Copy each line that has the string "JSON" somewhere in it.
_____
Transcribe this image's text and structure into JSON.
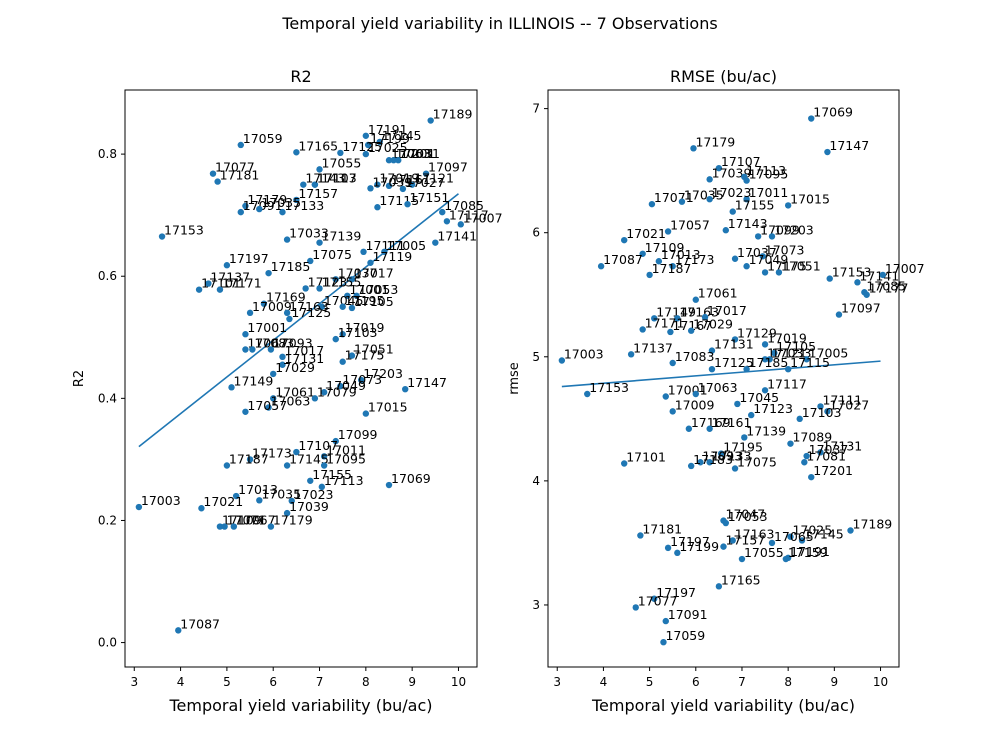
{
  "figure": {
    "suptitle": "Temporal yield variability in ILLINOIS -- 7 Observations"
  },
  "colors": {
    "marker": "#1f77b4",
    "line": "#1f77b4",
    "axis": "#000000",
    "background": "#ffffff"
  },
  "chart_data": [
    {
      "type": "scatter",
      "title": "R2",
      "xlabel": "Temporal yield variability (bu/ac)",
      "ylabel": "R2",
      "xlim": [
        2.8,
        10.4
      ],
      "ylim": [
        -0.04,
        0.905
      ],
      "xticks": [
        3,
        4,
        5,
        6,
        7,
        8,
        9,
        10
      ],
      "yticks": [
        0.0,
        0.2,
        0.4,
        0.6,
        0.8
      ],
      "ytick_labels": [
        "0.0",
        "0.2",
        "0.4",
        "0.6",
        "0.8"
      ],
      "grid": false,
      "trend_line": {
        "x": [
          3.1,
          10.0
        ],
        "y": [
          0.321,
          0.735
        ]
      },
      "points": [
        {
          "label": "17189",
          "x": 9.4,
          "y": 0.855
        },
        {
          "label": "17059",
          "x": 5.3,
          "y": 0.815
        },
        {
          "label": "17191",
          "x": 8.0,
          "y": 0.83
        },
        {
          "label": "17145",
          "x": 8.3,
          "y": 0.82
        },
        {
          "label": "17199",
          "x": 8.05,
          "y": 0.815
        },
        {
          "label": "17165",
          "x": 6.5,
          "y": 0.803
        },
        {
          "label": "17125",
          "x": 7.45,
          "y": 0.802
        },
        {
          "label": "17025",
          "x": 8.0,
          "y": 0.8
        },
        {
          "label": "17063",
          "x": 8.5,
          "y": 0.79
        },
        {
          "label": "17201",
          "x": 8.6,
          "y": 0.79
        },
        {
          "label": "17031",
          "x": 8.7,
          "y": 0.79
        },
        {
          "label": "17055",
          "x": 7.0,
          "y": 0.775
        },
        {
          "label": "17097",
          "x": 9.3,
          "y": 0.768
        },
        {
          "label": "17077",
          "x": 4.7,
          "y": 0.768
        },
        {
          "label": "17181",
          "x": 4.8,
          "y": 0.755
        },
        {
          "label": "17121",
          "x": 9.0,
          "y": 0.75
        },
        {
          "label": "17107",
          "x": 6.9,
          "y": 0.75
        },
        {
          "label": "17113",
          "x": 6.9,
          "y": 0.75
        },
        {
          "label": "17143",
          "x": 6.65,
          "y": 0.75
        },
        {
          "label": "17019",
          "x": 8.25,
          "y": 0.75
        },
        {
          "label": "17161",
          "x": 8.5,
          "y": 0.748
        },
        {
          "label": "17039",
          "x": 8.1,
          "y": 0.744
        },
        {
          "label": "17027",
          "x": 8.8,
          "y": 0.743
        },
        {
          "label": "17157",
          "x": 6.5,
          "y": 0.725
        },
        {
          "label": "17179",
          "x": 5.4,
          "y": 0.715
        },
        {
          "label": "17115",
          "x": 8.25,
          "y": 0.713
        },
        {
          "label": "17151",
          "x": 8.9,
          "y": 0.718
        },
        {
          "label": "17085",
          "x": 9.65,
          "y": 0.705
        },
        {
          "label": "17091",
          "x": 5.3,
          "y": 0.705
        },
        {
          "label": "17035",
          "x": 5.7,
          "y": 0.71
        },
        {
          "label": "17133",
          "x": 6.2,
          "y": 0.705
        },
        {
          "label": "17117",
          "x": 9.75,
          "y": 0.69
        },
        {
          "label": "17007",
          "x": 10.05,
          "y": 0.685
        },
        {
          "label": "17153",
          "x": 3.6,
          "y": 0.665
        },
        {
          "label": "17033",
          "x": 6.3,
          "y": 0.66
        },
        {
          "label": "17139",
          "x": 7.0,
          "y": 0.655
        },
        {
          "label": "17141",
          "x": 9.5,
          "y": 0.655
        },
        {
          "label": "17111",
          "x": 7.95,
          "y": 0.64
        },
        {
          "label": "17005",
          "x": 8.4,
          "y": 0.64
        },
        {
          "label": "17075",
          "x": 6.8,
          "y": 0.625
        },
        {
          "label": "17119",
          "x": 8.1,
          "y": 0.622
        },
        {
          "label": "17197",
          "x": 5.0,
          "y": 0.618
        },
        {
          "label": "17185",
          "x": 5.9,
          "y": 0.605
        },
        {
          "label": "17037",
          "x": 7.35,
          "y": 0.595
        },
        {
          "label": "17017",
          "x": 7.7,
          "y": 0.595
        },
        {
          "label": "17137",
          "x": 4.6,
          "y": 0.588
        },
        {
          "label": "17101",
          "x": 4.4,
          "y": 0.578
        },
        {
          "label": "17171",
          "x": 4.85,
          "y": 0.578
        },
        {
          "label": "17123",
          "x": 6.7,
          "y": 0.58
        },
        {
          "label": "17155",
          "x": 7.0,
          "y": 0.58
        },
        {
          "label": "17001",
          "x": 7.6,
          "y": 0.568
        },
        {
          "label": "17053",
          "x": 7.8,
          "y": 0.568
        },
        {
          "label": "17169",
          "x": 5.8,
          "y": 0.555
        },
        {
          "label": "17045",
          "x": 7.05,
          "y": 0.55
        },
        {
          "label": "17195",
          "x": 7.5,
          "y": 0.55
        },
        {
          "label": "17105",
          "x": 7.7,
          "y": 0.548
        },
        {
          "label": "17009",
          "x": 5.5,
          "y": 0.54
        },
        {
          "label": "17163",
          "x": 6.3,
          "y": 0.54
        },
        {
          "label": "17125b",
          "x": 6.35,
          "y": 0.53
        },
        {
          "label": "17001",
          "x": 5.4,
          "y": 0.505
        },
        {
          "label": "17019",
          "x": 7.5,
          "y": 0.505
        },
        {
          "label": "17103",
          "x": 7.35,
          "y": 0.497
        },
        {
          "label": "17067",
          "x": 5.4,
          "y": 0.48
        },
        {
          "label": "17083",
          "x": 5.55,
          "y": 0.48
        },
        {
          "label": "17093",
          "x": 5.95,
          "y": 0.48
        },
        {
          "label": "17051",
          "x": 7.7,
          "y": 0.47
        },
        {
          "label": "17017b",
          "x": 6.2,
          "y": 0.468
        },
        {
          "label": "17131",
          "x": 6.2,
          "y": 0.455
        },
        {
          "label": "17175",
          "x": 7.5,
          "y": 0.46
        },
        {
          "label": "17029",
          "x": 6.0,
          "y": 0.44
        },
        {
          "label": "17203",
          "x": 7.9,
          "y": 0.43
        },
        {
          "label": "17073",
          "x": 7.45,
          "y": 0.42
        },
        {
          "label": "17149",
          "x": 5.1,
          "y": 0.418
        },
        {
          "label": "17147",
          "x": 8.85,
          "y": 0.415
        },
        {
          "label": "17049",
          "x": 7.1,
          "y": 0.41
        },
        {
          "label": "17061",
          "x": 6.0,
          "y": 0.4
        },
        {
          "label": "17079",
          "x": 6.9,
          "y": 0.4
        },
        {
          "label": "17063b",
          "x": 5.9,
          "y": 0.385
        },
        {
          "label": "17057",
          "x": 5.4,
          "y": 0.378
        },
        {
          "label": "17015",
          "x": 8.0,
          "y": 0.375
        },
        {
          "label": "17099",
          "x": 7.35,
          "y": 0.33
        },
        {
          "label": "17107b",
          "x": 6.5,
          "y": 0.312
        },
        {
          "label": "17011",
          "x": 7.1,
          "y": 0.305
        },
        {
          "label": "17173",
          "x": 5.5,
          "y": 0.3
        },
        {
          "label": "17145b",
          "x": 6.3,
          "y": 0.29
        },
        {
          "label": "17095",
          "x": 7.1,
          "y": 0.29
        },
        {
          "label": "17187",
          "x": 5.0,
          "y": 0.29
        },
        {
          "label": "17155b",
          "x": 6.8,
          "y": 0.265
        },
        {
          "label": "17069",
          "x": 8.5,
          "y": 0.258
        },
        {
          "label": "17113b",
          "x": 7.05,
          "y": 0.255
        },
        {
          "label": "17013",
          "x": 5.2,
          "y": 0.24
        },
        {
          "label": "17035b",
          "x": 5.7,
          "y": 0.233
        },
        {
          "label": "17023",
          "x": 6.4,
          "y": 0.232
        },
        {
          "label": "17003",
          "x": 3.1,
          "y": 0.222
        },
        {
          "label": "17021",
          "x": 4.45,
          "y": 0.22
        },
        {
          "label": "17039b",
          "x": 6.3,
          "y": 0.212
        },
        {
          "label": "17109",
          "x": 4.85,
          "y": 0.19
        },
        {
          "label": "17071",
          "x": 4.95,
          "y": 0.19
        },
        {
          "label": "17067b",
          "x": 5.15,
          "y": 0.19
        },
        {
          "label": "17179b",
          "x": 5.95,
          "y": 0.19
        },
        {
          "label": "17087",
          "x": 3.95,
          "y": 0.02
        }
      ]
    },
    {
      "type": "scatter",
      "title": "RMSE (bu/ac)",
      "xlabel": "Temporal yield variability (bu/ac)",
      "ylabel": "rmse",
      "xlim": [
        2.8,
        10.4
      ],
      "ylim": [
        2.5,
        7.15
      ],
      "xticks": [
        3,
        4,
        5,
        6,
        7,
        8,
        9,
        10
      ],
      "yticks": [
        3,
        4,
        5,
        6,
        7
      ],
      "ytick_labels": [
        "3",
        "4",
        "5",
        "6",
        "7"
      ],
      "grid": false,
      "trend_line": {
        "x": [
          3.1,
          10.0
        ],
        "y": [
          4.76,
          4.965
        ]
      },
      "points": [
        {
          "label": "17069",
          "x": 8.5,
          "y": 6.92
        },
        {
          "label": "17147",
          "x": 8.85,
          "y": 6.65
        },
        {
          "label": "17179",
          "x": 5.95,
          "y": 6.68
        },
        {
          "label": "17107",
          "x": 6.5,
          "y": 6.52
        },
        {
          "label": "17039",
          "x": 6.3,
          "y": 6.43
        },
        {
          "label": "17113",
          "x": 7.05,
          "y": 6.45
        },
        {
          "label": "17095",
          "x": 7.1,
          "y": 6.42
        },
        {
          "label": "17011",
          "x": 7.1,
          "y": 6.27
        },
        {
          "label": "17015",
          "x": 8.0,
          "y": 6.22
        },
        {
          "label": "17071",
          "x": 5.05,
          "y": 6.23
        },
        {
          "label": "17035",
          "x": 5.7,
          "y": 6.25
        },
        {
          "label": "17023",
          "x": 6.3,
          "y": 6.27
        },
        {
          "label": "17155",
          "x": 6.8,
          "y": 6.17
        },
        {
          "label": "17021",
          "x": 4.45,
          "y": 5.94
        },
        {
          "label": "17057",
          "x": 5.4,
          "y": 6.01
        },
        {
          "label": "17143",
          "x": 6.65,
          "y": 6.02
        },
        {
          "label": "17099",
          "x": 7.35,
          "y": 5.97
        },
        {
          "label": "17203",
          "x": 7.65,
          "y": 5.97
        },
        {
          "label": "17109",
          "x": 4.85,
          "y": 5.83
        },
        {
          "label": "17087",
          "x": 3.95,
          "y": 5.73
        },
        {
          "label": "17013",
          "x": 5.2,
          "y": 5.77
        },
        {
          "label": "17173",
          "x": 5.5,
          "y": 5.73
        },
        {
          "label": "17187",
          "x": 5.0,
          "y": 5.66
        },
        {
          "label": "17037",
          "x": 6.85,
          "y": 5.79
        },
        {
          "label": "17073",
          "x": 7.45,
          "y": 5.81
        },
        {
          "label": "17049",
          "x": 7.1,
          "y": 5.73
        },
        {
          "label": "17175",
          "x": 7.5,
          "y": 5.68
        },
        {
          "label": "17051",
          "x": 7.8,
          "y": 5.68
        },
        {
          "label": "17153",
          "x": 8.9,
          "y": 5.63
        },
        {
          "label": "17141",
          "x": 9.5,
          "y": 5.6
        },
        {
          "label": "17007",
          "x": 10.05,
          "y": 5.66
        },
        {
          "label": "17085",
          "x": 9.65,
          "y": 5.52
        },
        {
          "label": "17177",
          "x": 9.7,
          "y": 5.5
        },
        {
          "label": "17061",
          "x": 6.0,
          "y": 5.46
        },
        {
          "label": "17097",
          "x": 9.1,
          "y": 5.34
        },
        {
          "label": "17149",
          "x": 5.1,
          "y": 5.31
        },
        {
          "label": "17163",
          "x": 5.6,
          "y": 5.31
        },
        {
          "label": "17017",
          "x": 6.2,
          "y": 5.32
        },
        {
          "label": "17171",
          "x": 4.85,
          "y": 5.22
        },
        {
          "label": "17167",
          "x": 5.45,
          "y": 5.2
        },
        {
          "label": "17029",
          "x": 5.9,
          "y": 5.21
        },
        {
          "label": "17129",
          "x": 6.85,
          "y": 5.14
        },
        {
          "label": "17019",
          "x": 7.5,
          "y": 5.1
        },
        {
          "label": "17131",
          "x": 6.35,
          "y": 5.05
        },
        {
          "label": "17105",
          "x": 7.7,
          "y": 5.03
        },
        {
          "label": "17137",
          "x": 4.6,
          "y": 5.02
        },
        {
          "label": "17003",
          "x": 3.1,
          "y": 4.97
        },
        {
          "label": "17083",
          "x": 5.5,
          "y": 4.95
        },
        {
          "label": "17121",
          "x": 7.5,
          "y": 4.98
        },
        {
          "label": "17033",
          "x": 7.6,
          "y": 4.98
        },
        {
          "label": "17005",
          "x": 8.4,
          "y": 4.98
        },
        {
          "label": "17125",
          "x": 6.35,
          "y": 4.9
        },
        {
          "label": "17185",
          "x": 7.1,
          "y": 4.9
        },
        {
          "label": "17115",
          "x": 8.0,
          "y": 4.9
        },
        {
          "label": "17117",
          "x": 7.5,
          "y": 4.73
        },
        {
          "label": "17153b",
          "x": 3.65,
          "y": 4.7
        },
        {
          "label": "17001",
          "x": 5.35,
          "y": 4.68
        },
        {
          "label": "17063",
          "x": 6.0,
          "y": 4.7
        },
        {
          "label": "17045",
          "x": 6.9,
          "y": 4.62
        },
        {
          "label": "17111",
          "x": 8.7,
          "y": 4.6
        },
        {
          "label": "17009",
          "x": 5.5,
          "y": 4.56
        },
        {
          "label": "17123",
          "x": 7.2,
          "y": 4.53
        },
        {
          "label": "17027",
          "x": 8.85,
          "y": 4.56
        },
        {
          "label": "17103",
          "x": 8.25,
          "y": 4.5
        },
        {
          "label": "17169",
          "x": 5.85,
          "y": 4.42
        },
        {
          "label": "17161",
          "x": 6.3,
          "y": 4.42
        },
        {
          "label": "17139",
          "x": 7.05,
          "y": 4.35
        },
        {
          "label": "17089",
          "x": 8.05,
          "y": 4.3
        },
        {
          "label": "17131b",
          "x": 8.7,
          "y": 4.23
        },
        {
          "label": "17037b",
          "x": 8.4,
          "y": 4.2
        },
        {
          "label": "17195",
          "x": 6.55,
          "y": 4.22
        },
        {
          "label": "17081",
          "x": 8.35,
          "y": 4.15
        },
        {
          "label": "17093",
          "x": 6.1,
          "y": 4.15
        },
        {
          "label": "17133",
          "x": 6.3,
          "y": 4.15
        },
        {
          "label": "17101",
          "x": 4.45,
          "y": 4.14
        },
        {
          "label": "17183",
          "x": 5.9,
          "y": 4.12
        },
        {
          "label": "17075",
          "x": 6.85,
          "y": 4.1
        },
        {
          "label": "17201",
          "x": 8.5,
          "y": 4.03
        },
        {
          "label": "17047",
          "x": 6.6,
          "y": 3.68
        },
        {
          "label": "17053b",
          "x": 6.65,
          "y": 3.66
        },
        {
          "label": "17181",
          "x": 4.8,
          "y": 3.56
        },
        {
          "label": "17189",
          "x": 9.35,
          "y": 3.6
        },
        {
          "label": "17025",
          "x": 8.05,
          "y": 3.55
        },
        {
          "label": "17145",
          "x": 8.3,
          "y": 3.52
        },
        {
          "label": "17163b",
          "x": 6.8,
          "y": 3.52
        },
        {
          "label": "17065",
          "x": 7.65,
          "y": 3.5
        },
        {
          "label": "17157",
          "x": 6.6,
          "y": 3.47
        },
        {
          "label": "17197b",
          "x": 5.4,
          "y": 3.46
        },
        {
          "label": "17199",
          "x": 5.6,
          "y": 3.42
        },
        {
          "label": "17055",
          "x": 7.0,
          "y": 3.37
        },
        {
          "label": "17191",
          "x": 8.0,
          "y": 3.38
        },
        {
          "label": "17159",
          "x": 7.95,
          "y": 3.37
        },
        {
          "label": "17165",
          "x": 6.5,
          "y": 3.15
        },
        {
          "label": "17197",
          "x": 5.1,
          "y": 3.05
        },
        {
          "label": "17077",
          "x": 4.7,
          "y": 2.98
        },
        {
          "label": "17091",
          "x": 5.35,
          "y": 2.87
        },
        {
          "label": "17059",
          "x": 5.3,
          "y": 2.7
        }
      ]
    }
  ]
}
_____
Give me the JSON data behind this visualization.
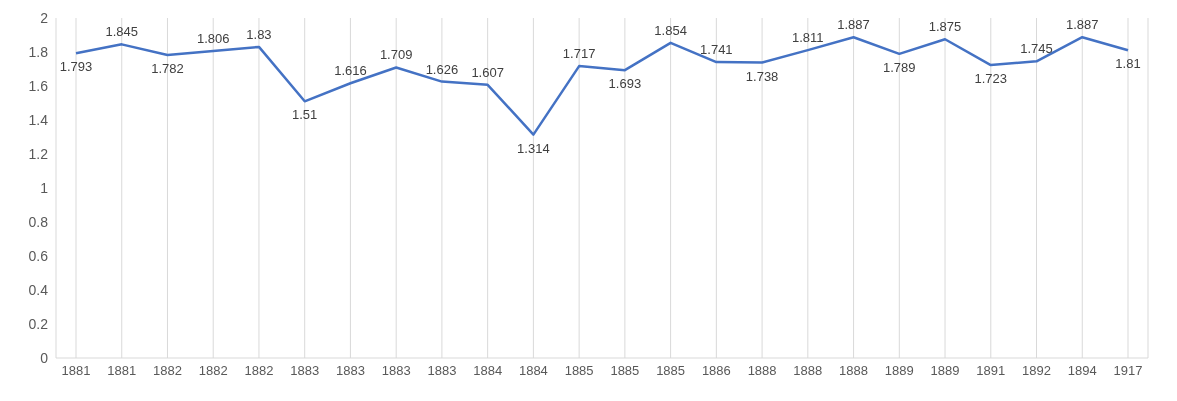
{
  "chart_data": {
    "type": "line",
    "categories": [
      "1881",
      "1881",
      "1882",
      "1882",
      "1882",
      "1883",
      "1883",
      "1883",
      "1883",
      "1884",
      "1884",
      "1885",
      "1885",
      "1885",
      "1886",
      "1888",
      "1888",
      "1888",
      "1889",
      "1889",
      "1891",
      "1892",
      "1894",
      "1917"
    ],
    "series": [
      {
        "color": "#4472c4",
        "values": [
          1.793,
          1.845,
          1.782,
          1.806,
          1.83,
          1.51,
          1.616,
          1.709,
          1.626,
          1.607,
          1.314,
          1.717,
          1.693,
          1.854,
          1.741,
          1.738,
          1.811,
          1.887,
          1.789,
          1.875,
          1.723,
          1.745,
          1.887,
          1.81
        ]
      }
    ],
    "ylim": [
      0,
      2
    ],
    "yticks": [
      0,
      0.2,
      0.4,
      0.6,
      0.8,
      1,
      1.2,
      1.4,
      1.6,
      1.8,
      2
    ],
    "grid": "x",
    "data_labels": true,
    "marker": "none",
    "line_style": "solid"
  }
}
_____
● **The response**
Transcribe this image's text and structure into JSON.
Give me the JSON data behind this visualization.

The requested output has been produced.